### Goal
Copy, from the entries below, each line in which the string "издание" appears.

★ ★ ★ ★

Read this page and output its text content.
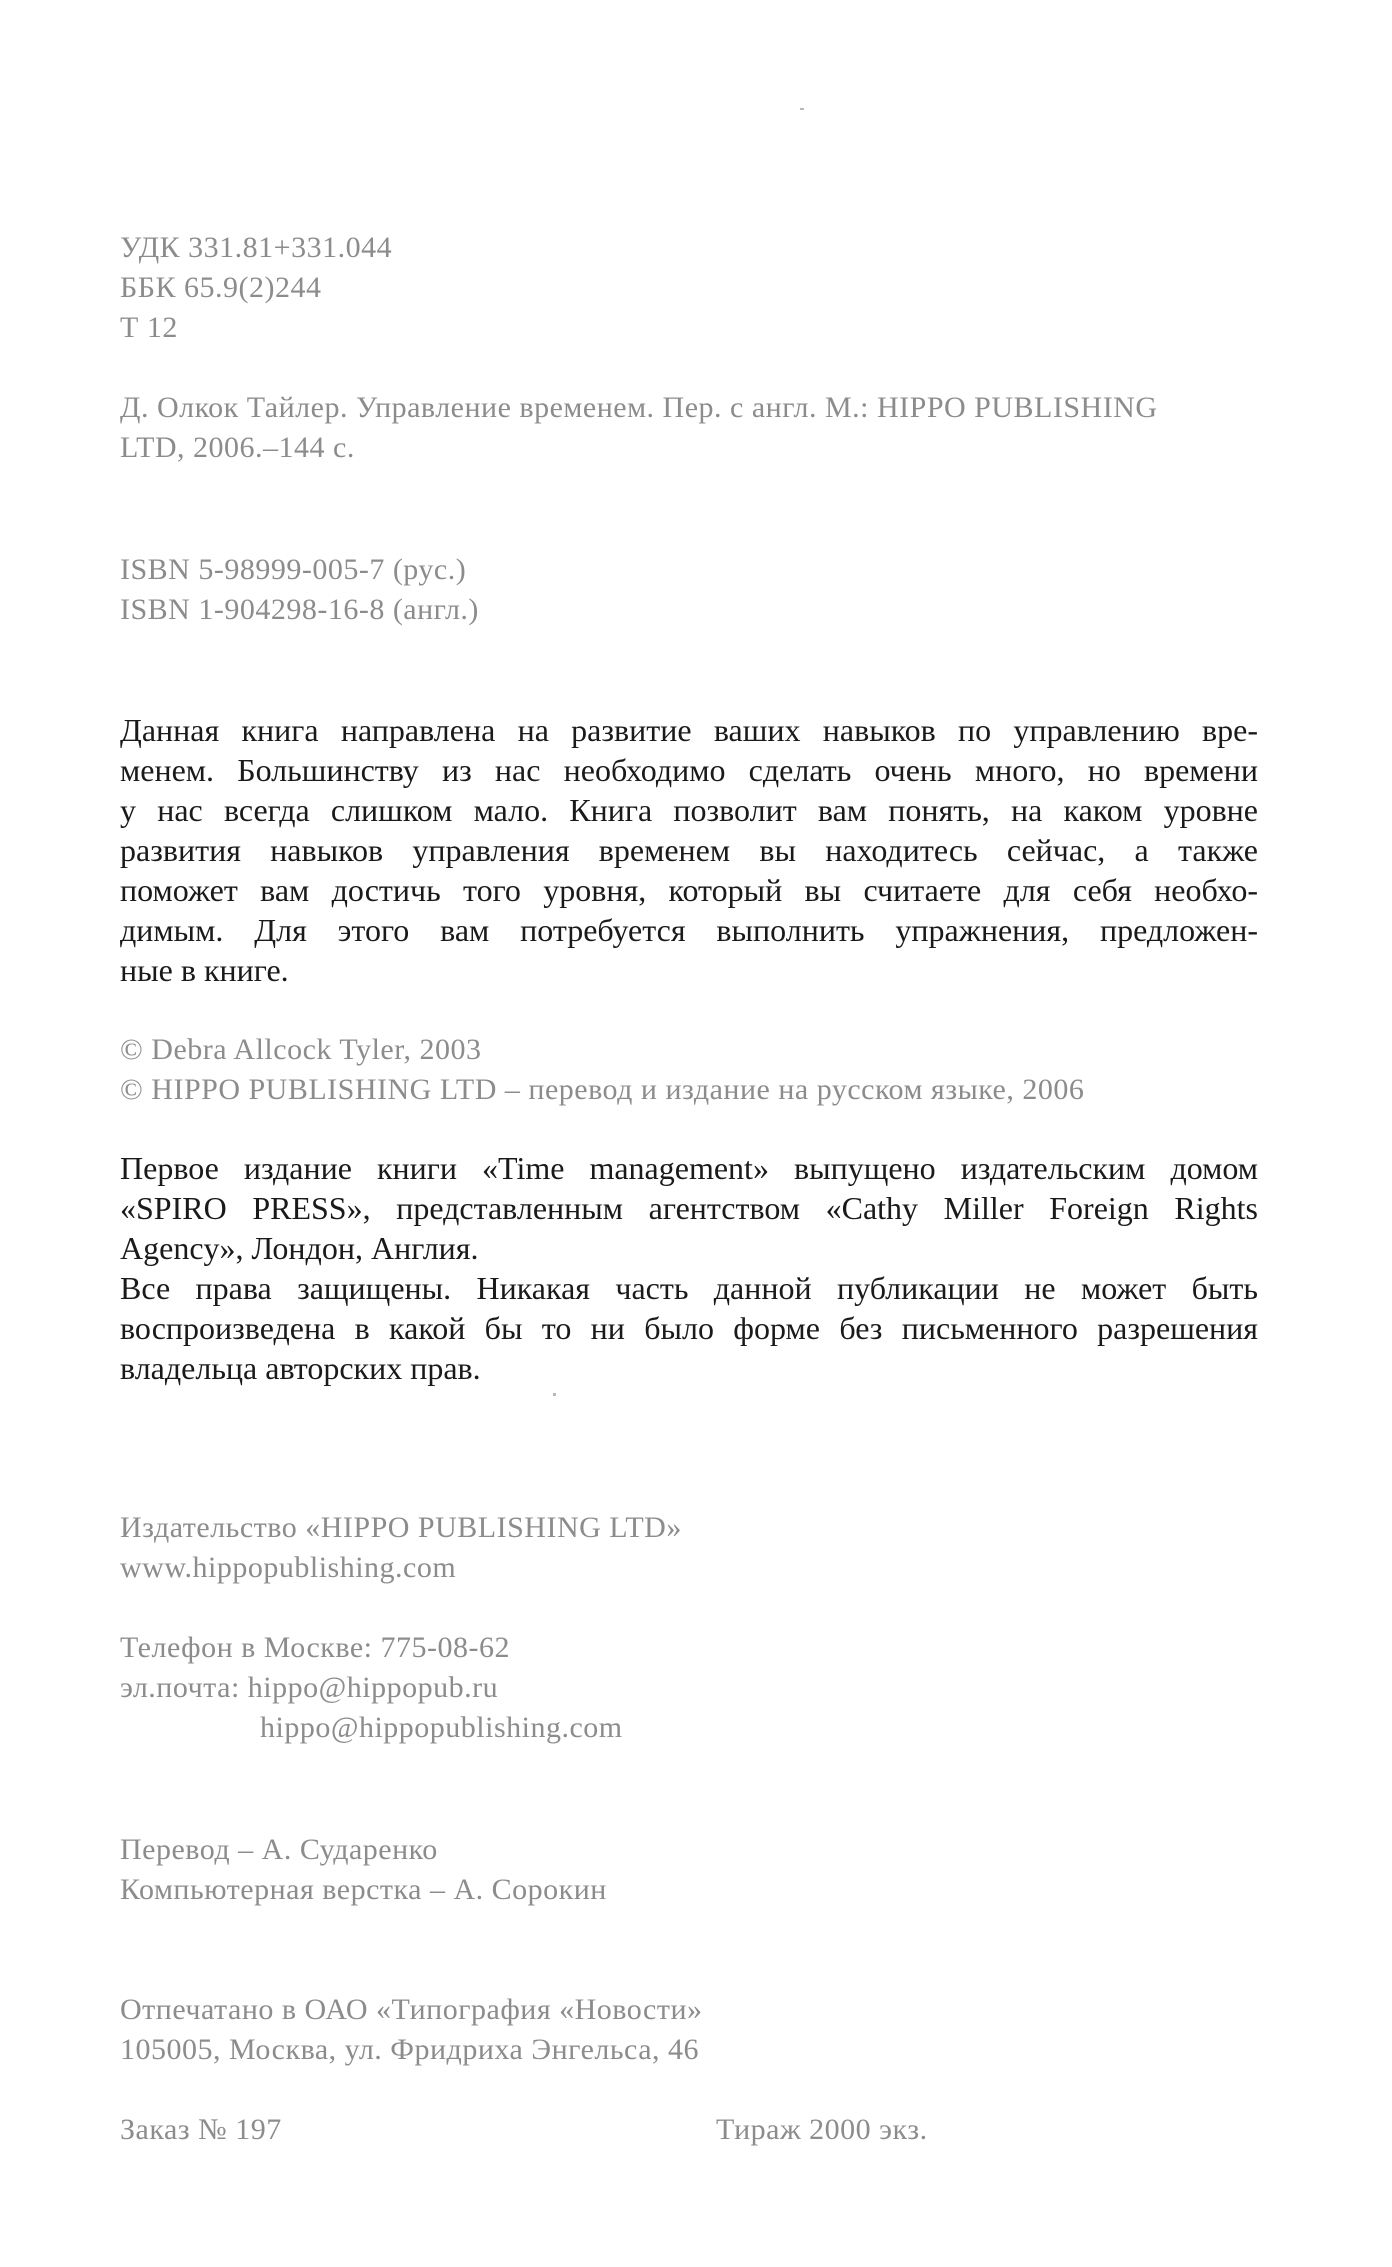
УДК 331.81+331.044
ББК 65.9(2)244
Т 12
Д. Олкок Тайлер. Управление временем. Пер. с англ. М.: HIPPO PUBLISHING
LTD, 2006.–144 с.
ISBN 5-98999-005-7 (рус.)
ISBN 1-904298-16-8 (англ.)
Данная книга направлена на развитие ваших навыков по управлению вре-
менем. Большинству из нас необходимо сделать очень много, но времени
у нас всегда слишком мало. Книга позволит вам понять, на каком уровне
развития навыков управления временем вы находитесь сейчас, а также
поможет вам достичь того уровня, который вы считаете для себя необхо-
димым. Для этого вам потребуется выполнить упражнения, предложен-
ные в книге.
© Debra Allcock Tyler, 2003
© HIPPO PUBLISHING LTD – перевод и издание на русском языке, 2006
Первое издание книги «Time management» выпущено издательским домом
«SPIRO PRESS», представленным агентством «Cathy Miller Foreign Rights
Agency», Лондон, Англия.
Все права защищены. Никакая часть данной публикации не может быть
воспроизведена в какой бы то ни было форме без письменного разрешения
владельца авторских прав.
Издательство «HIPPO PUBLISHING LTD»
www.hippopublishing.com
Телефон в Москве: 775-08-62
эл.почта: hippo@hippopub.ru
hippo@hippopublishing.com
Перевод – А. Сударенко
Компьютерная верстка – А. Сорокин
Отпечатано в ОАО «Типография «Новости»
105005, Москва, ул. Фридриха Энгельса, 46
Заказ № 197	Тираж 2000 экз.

★ ★ ★ ★

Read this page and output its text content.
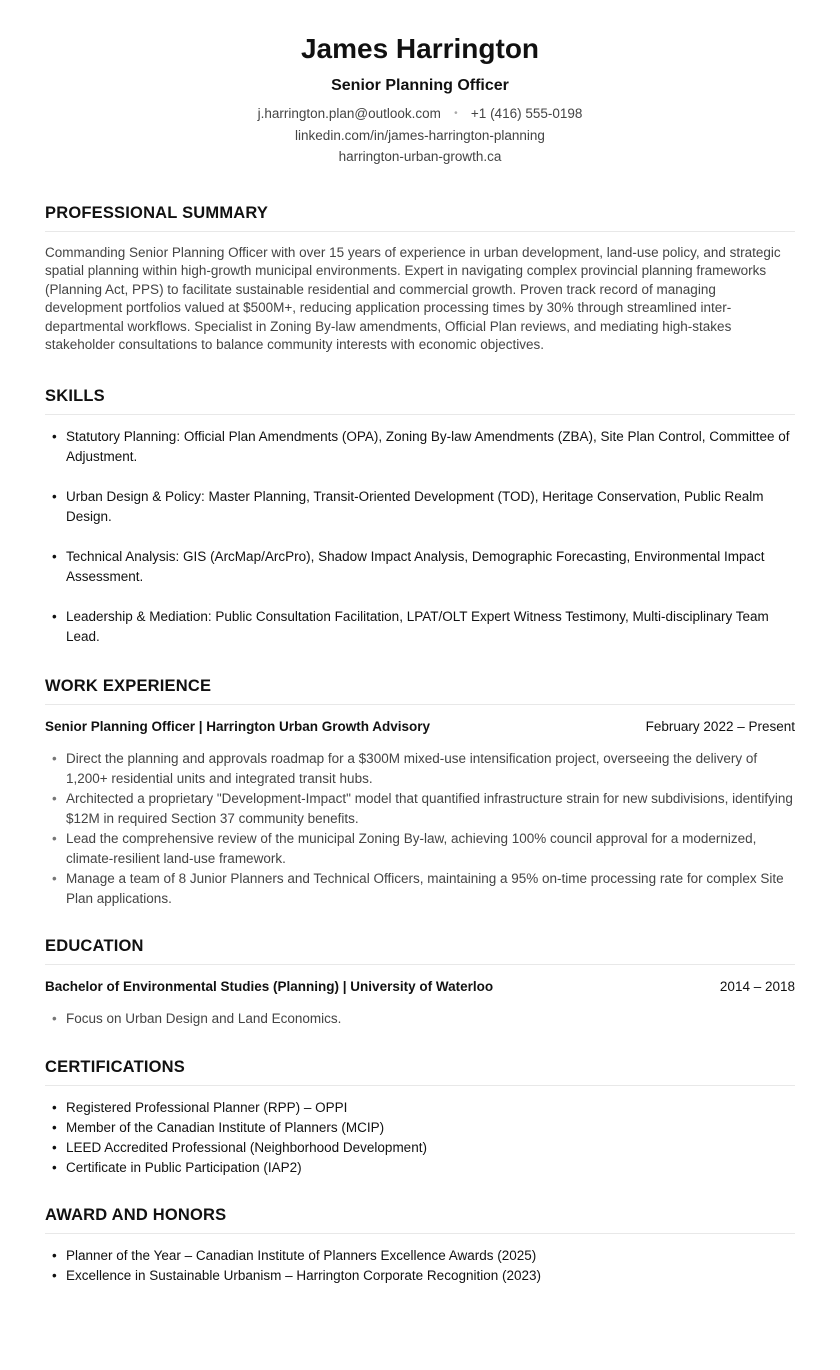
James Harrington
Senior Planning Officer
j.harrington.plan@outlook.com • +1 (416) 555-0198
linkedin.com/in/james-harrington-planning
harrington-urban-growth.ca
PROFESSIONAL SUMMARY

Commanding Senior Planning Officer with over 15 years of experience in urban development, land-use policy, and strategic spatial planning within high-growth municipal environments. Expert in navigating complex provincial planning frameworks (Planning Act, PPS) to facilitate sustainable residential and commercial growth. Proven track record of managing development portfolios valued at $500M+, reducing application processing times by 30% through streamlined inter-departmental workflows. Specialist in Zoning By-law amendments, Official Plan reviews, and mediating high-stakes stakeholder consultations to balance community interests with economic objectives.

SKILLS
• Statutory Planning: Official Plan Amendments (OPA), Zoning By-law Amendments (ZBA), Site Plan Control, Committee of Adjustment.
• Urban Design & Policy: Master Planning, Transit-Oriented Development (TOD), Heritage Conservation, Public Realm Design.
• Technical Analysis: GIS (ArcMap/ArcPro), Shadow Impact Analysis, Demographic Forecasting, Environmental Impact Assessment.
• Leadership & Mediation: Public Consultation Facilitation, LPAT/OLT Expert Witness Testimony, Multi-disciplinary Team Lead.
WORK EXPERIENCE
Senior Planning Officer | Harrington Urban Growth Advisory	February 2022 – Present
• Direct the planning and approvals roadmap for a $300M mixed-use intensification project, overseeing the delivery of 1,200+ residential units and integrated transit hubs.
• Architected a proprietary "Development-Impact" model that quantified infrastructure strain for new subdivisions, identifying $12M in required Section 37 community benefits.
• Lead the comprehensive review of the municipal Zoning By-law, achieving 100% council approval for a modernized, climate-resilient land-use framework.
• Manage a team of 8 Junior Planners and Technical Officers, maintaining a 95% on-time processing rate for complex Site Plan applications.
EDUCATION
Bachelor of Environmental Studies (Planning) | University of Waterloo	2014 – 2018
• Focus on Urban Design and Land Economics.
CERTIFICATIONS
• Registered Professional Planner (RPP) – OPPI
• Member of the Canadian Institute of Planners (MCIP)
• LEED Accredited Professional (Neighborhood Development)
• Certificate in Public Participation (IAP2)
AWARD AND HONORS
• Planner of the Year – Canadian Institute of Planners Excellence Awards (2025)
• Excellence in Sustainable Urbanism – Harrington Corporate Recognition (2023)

★ ★ ★ ★

### The completed task
© HIPPO PUBLISHING LTD – перевод и издание на русском языке, 2006
Первое издание книги «Time management» выпущено издательским домом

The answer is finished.